Task data:

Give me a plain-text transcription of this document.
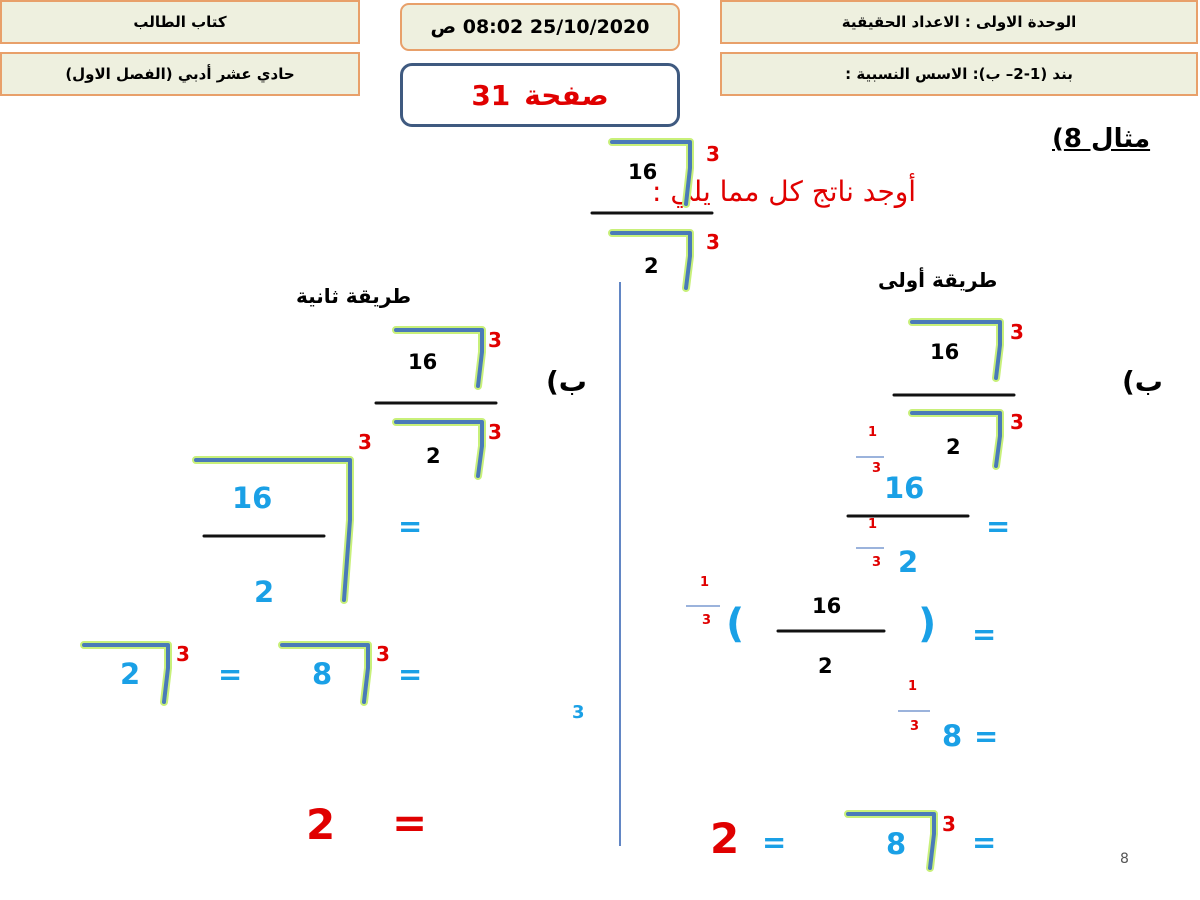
الوحدة الاولى : الاعداد الحقيقية
بند (1-2– ب): الاسس النسبية :
كتاب الطالب
حادي عشر أدبي (الفصل الاول)
25/10/2020 08:02 ص
صفحة
31
مثال 8)
أوجد ناتج كل مما يلي :
16
3
2
3
طريقة أولى
ب)
16
3
2
3
1
3
16
1
3 2
=
1
3 (	16
2
) =
1
3 8 =
2 =	8
3
=
طريقة ثانية
ب)
16
3
2
3
3
16
2
=
2
3
= 8
3
=
3
2 =
8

Set task:
Write out each entry exactly as given, omitting any picture.

Solved exercise:
Give me a plain-text transcription of this document.
الوحدة الاولى : الاعداد الحقيقية
بند (1-2– ب): الاسس النسبية :
كتاب الطالب
حادي عشر أدبي (الفصل الاول)
25/10/2020 08:02 ص
صفحة
31
مثال 8)
أوجد ناتج كل مما يلي :
16
3
2
3
طريقة أولى
ب)
16
3
2
3
1
3
16
1
3 2
=
1
3 (	16
2
) =
1
3 8 =
2 =	8
3
=
طريقة ثانية
ب)
16
3
2
3
3
16
2
=
2
3
= 8
3
=
3
2 =
8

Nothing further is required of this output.